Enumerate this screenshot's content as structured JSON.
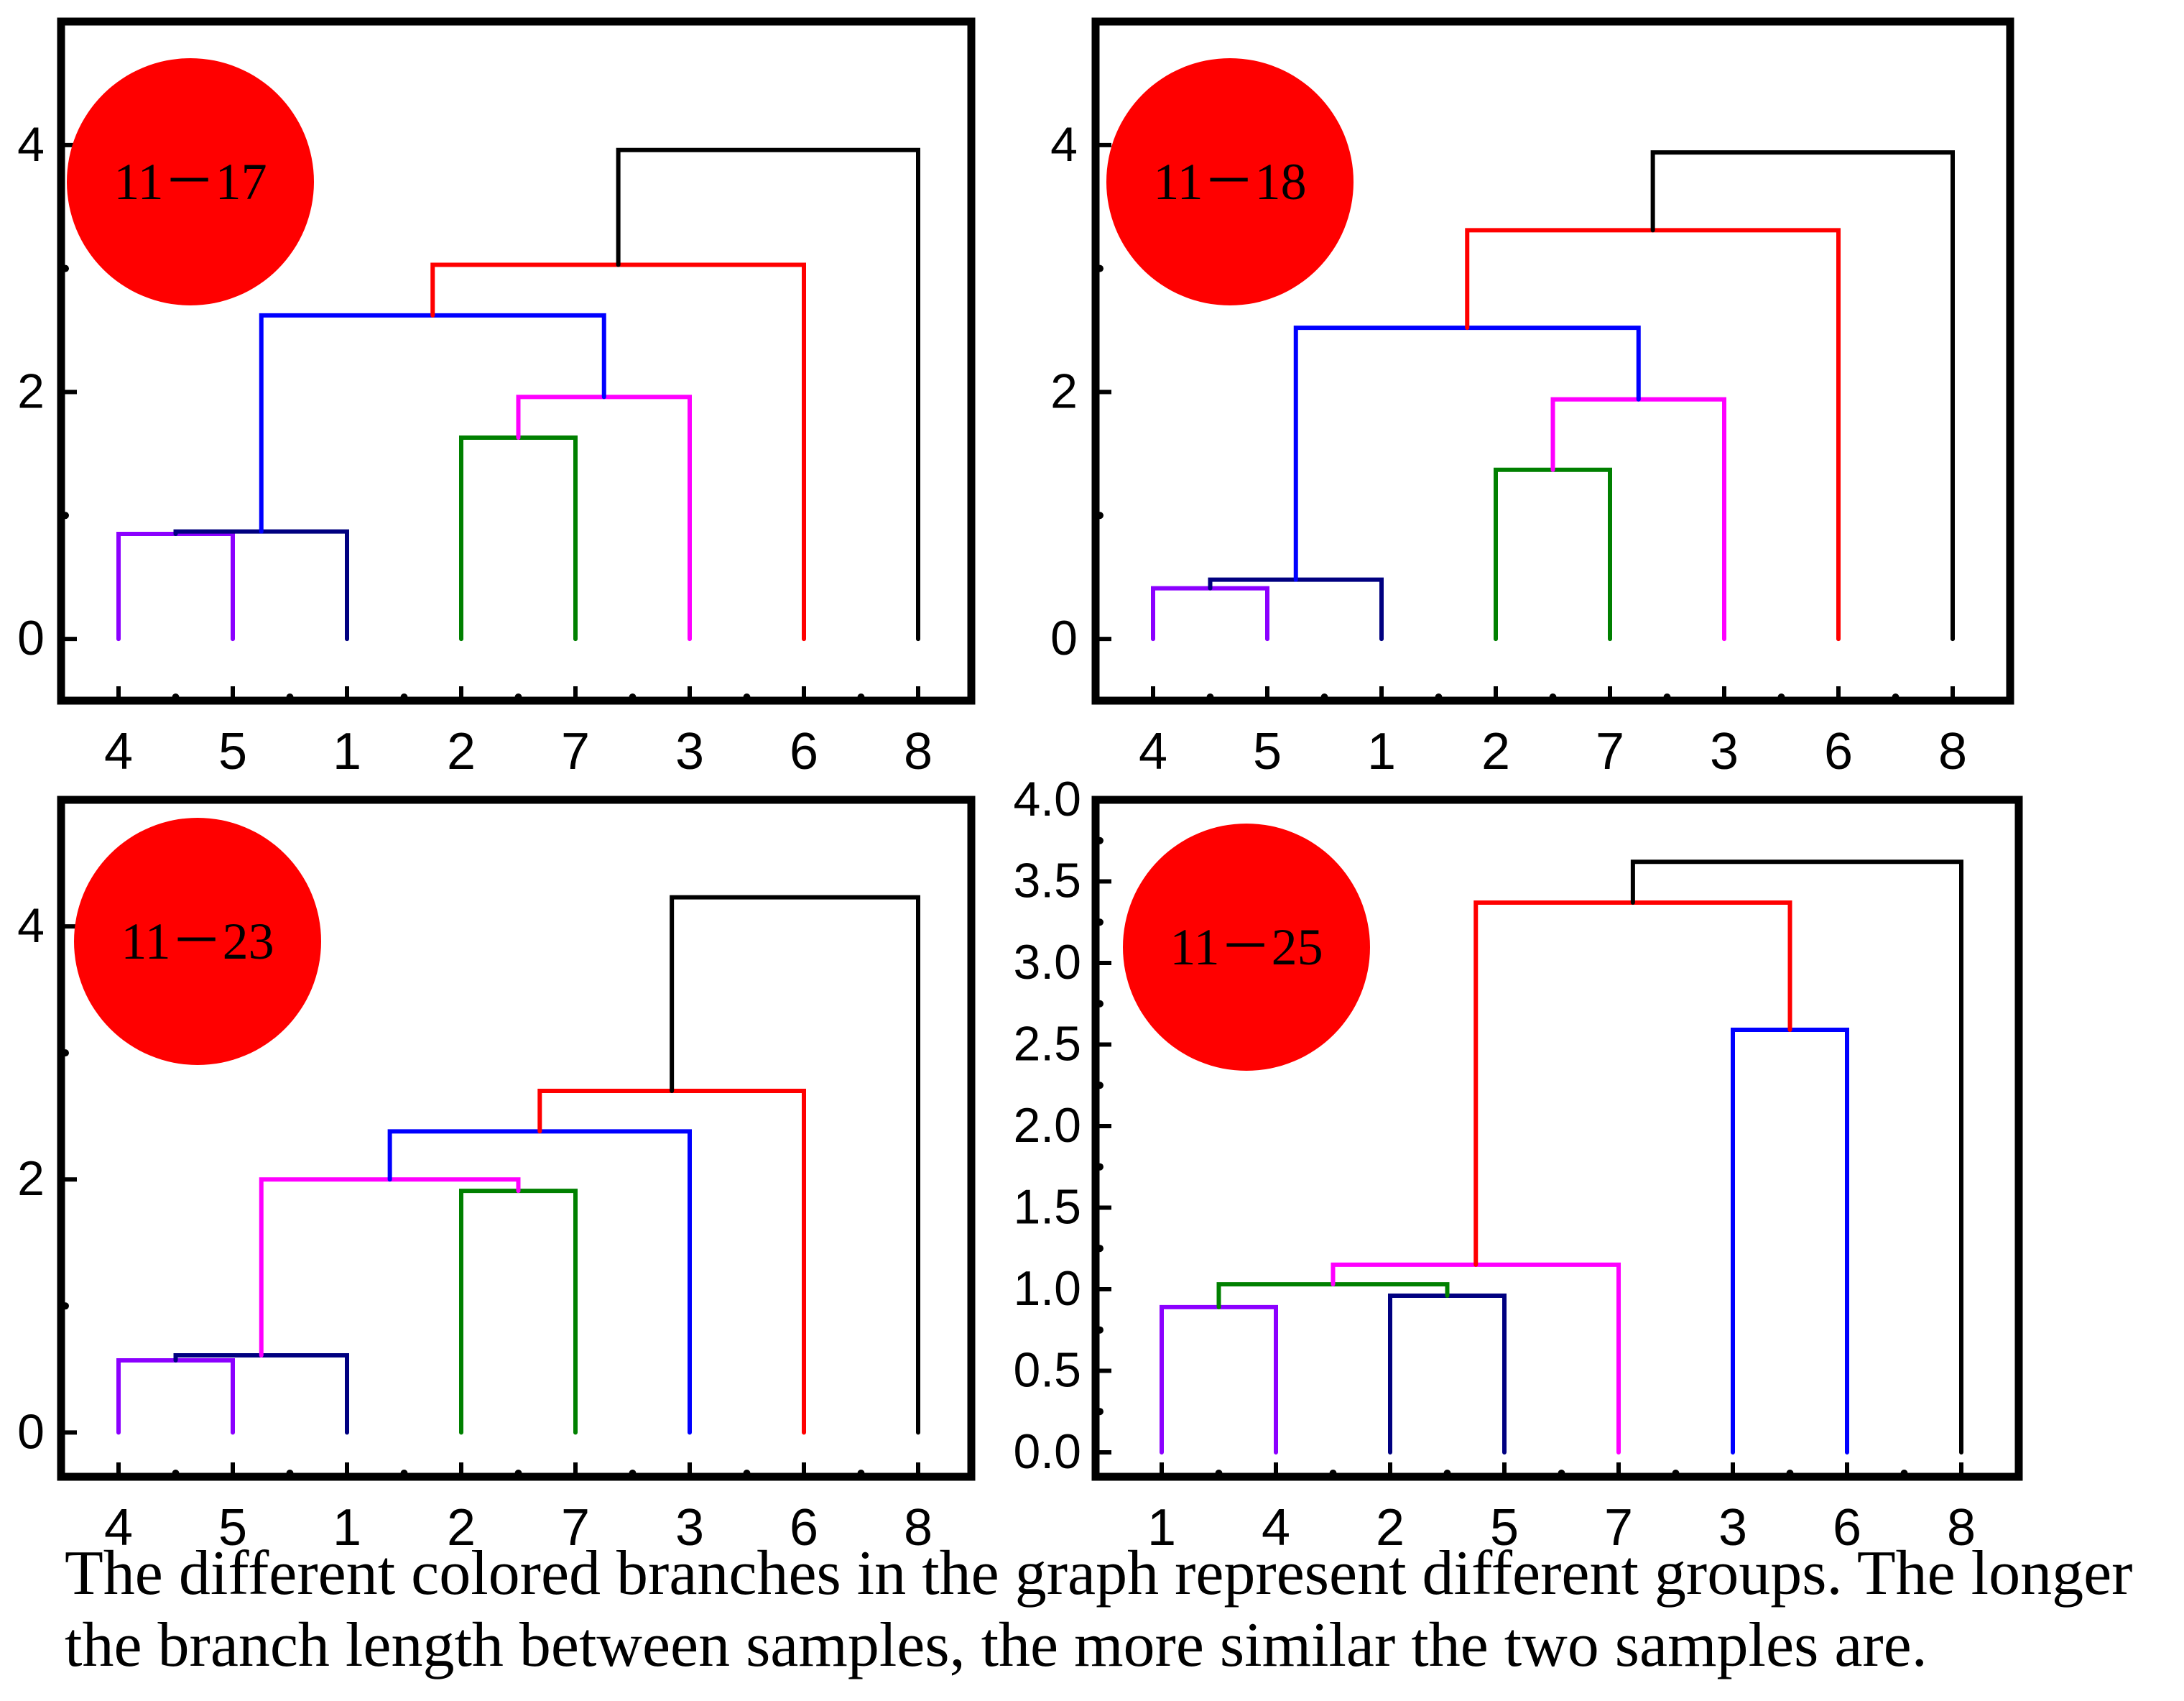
{
  "chart_data": [
    {
      "type": "dendrogram",
      "label": "11－17",
      "leaves": [
        "4",
        "5",
        "1",
        "2",
        "7",
        "3",
        "6",
        "8"
      ],
      "ylim": [
        -0.5,
        5.0
      ],
      "yticks": [
        0,
        2,
        4
      ],
      "ytick_labels": [
        "0",
        "2",
        "4"
      ],
      "links": [
        {
          "a": 0,
          "b": 1,
          "h": 0.85,
          "color": "#8B00FF"
        },
        {
          "a": 0.5,
          "b": 2,
          "h": 0.87,
          "color": "#000080"
        },
        {
          "a": 3,
          "b": 4,
          "h": 1.63,
          "color": "#008000"
        },
        {
          "a": 3.5,
          "b": 5,
          "h": 1.96,
          "color": "#FF00FF"
        },
        {
          "a": 1.25,
          "b": 4.25,
          "h": 2.62,
          "color": "#0000FF"
        },
        {
          "a": 2.75,
          "b": 6,
          "h": 3.03,
          "color": "#FF0000"
        },
        {
          "a": 4.375,
          "b": 7,
          "h": 3.96,
          "color": "#000000"
        }
      ]
    },
    {
      "type": "dendrogram",
      "label": "11－18",
      "leaves": [
        "4",
        "5",
        "1",
        "2",
        "7",
        "3",
        "6",
        "8"
      ],
      "ylim": [
        -0.5,
        5.0
      ],
      "yticks": [
        0,
        2,
        4
      ],
      "ytick_labels": [
        "0",
        "2",
        "4"
      ],
      "links": [
        {
          "a": 0,
          "b": 1,
          "h": 0.41,
          "color": "#8B00FF"
        },
        {
          "a": 0.5,
          "b": 2,
          "h": 0.48,
          "color": "#000080"
        },
        {
          "a": 3,
          "b": 4,
          "h": 1.37,
          "color": "#008000"
        },
        {
          "a": 3.5,
          "b": 5,
          "h": 1.94,
          "color": "#FF00FF"
        },
        {
          "a": 1.25,
          "b": 4.25,
          "h": 2.52,
          "color": "#0000FF"
        },
        {
          "a": 2.75,
          "b": 6,
          "h": 3.31,
          "color": "#FF0000"
        },
        {
          "a": 4.375,
          "b": 7,
          "h": 3.94,
          "color": "#000000"
        }
      ]
    },
    {
      "type": "dendrogram",
      "label": "11－23",
      "leaves": [
        "4",
        "5",
        "1",
        "2",
        "7",
        "3",
        "6",
        "8"
      ],
      "ylim": [
        -0.35,
        5.0
      ],
      "yticks": [
        0,
        2,
        4
      ],
      "ytick_labels": [
        "0",
        "2",
        "4"
      ],
      "links": [
        {
          "a": 0,
          "b": 1,
          "h": 0.57,
          "color": "#8B00FF"
        },
        {
          "a": 0.5,
          "b": 2,
          "h": 0.61,
          "color": "#000080"
        },
        {
          "a": 3,
          "b": 4,
          "h": 1.91,
          "color": "#008000"
        },
        {
          "a": 1.25,
          "b": 3.5,
          "h": 2.0,
          "color": "#FF00FF"
        },
        {
          "a": 2.375,
          "b": 5,
          "h": 2.38,
          "color": "#0000FF"
        },
        {
          "a": 3.6875,
          "b": 6,
          "h": 2.7,
          "color": "#FF0000"
        },
        {
          "a": 4.84375,
          "b": 7,
          "h": 4.23,
          "color": "#000000"
        }
      ]
    },
    {
      "type": "dendrogram",
      "label": "11－25",
      "leaves": [
        "1",
        "4",
        "2",
        "5",
        "7",
        "3",
        "6",
        "8"
      ],
      "ylim": [
        -0.15,
        4.0
      ],
      "yticks": [
        0.0,
        0.5,
        1.0,
        1.5,
        2.0,
        2.5,
        3.0,
        3.5,
        4.0
      ],
      "ytick_labels": [
        "0.0",
        "0.5",
        "1.0",
        "1.5",
        "2.0",
        "2.5",
        "3.0",
        "3.5",
        "4.0"
      ],
      "links": [
        {
          "a": 0,
          "b": 1,
          "h": 0.89,
          "color": "#8B00FF"
        },
        {
          "a": 2,
          "b": 3,
          "h": 0.96,
          "color": "#000080"
        },
        {
          "a": 0.5,
          "b": 2.5,
          "h": 1.03,
          "color": "#008000"
        },
        {
          "a": 1.5,
          "b": 4,
          "h": 1.15,
          "color": "#FF00FF"
        },
        {
          "a": 5,
          "b": 6,
          "h": 2.59,
          "color": "#0000FF"
        },
        {
          "a": 2.75,
          "b": 5.5,
          "h": 3.37,
          "color": "#FF0000"
        },
        {
          "a": 4.125,
          "b": 7,
          "h": 3.62,
          "color": "#000000"
        }
      ]
    }
  ],
  "caption": {
    "line1": "The different colored branches in the graph represent different groups. The longer",
    "line2": "the branch length between samples, the more similar the two samples are."
  },
  "colors": {
    "badge": "#FF0000",
    "frame": "#000000"
  }
}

• [Given task]:
Send back the data above word for word, with the pictures left out.

• [Finished answer]:
Enumerate this screenshot's content as structured JSON.
{
  "chart_data": [
    {
      "type": "dendrogram",
      "label": "11－17",
      "leaves": [
        "4",
        "5",
        "1",
        "2",
        "7",
        "3",
        "6",
        "8"
      ],
      "ylim": [
        -0.5,
        5.0
      ],
      "yticks": [
        0,
        2,
        4
      ],
      "ytick_labels": [
        "0",
        "2",
        "4"
      ],
      "links": [
        {
          "a": 0,
          "b": 1,
          "h": 0.85,
          "color": "#8B00FF"
        },
        {
          "a": 0.5,
          "b": 2,
          "h": 0.87,
          "color": "#000080"
        },
        {
          "a": 3,
          "b": 4,
          "h": 1.63,
          "color": "#008000"
        },
        {
          "a": 3.5,
          "b": 5,
          "h": 1.96,
          "color": "#FF00FF"
        },
        {
          "a": 1.25,
          "b": 4.25,
          "h": 2.62,
          "color": "#0000FF"
        },
        {
          "a": 2.75,
          "b": 6,
          "h": 3.03,
          "color": "#FF0000"
        },
        {
          "a": 4.375,
          "b": 7,
          "h": 3.96,
          "color": "#000000"
        }
      ]
    },
    {
      "type": "dendrogram",
      "label": "11－18",
      "leaves": [
        "4",
        "5",
        "1",
        "2",
        "7",
        "3",
        "6",
        "8"
      ],
      "ylim": [
        -0.5,
        5.0
      ],
      "yticks": [
        0,
        2,
        4
      ],
      "ytick_labels": [
        "0",
        "2",
        "4"
      ],
      "links": [
        {
          "a": 0,
          "b": 1,
          "h": 0.41,
          "color": "#8B00FF"
        },
        {
          "a": 0.5,
          "b": 2,
          "h": 0.48,
          "color": "#000080"
        },
        {
          "a": 3,
          "b": 4,
          "h": 1.37,
          "color": "#008000"
        },
        {
          "a": 3.5,
          "b": 5,
          "h": 1.94,
          "color": "#FF00FF"
        },
        {
          "a": 1.25,
          "b": 4.25,
          "h": 2.52,
          "color": "#0000FF"
        },
        {
          "a": 2.75,
          "b": 6,
          "h": 3.31,
          "color": "#FF0000"
        },
        {
          "a": 4.375,
          "b": 7,
          "h": 3.94,
          "color": "#000000"
        }
      ]
    },
    {
      "type": "dendrogram",
      "label": "11－23",
      "leaves": [
        "4",
        "5",
        "1",
        "2",
        "7",
        "3",
        "6",
        "8"
      ],
      "ylim": [
        -0.35,
        5.0
      ],
      "yticks": [
        0,
        2,
        4
      ],
      "ytick_labels": [
        "0",
        "2",
        "4"
      ],
      "links": [
        {
          "a": 0,
          "b": 1,
          "h": 0.57,
          "color": "#8B00FF"
        },
        {
          "a": 0.5,
          "b": 2,
          "h": 0.61,
          "color": "#000080"
        },
        {
          "a": 3,
          "b": 4,
          "h": 1.91,
          "color": "#008000"
        },
        {
          "a": 1.25,
          "b": 3.5,
          "h": 2.0,
          "color": "#FF00FF"
        },
        {
          "a": 2.375,
          "b": 5,
          "h": 2.38,
          "color": "#0000FF"
        },
        {
          "a": 3.6875,
          "b": 6,
          "h": 2.7,
          "color": "#FF0000"
        },
        {
          "a": 4.84375,
          "b": 7,
          "h": 4.23,
          "color": "#000000"
        }
      ]
    },
    {
      "type": "dendrogram",
      "label": "11－25",
      "leaves": [
        "1",
        "4",
        "2",
        "5",
        "7",
        "3",
        "6",
        "8"
      ],
      "ylim": [
        -0.15,
        4.0
      ],
      "yticks": [
        0.0,
        0.5,
        1.0,
        1.5,
        2.0,
        2.5,
        3.0,
        3.5,
        4.0
      ],
      "ytick_labels": [
        "0.0",
        "0.5",
        "1.0",
        "1.5",
        "2.0",
        "2.5",
        "3.0",
        "3.5",
        "4.0"
      ],
      "links": [
        {
          "a": 0,
          "b": 1,
          "h": 0.89,
          "color": "#8B00FF"
        },
        {
          "a": 2,
          "b": 3,
          "h": 0.96,
          "color": "#000080"
        },
        {
          "a": 0.5,
          "b": 2.5,
          "h": 1.03,
          "color": "#008000"
        },
        {
          "a": 1.5,
          "b": 4,
          "h": 1.15,
          "color": "#FF00FF"
        },
        {
          "a": 5,
          "b": 6,
          "h": 2.59,
          "color": "#0000FF"
        },
        {
          "a": 2.75,
          "b": 5.5,
          "h": 3.37,
          "color": "#FF0000"
        },
        {
          "a": 4.125,
          "b": 7,
          "h": 3.62,
          "color": "#000000"
        }
      ]
    }
  ],
  "caption": {
    "line1": "The different colored branches in the graph represent different groups. The longer",
    "line2": "the branch length between samples, the more similar the two samples are."
  },
  "colors": {
    "badge": "#FF0000",
    "frame": "#000000"
  }
}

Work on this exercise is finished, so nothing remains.